RECORDS SHOWN
-- Begin --

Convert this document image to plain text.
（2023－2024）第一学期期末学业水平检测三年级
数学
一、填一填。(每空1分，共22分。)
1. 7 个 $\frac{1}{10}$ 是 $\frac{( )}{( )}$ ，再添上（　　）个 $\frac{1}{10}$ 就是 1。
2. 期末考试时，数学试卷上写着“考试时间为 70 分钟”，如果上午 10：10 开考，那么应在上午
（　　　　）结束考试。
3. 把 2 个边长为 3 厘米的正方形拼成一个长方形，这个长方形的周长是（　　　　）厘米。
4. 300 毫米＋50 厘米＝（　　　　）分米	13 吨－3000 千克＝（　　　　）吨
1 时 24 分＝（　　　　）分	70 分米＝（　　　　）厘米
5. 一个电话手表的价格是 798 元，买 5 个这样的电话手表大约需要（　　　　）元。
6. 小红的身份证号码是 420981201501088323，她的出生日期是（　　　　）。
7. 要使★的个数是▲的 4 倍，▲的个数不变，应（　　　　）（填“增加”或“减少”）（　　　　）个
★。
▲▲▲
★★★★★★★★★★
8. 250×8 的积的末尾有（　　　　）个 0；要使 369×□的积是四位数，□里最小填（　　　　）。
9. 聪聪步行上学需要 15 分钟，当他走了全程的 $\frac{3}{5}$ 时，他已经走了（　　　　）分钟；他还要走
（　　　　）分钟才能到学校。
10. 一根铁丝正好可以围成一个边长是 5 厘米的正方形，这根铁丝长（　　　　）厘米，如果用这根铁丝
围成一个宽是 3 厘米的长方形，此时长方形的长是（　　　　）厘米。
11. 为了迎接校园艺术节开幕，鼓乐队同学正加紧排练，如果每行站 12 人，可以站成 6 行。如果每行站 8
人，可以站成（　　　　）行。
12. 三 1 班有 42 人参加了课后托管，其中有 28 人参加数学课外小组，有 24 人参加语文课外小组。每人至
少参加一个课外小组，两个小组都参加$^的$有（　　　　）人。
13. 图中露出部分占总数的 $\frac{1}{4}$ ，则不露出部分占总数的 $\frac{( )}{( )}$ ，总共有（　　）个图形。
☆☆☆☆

-- End --
-- Begin --

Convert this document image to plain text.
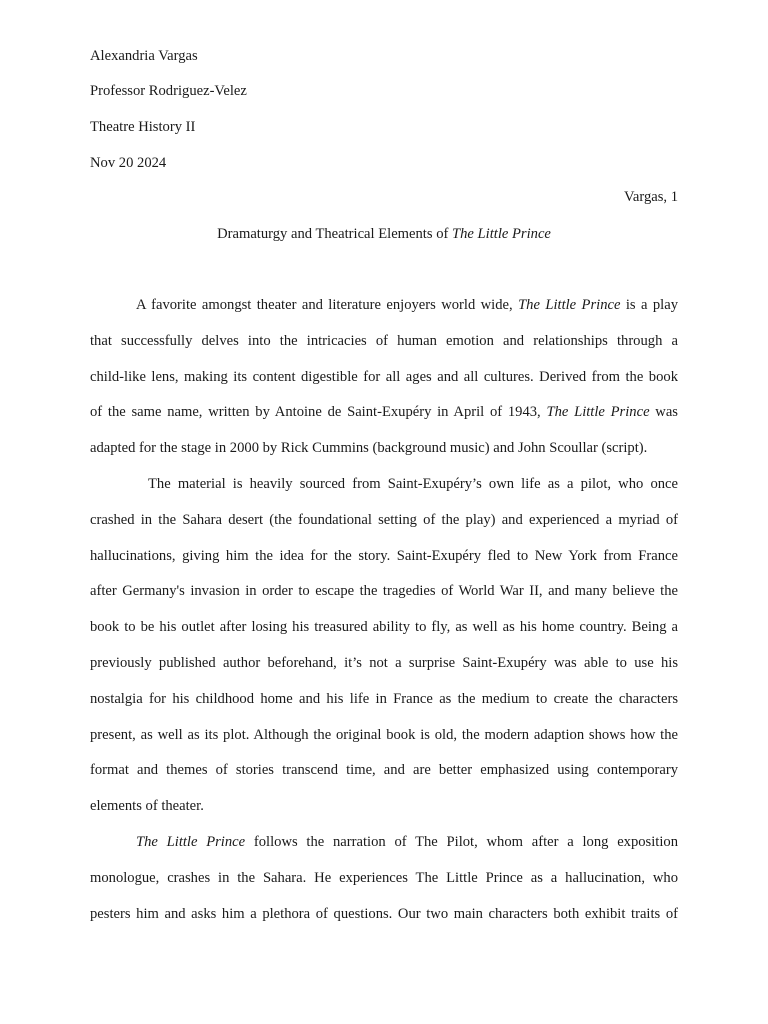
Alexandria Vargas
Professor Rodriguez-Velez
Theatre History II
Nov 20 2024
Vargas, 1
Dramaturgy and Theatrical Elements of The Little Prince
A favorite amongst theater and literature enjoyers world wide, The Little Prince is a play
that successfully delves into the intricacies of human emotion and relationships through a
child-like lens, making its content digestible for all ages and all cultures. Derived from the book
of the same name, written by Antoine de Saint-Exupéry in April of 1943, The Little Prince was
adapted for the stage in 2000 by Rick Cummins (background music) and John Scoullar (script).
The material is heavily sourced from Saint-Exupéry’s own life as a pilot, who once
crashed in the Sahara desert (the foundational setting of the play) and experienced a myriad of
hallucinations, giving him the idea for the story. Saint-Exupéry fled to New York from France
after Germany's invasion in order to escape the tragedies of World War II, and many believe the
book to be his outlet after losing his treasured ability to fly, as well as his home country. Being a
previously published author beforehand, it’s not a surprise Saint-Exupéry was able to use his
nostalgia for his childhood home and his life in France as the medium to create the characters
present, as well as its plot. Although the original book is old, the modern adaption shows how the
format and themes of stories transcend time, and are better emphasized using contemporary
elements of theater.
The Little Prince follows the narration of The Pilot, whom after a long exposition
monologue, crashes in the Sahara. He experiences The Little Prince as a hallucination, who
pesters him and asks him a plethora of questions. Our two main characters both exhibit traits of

-- End --

PROBLEM DETAILS
Scan the data for the word "play" and copy every line where it shows up.

FULL SOLUTION
A favorite amongst theater and literature enjoyers world wide, The Little Prince is a play
crashed in the Sahara desert (the foundational setting of the play) and experienced a myriad of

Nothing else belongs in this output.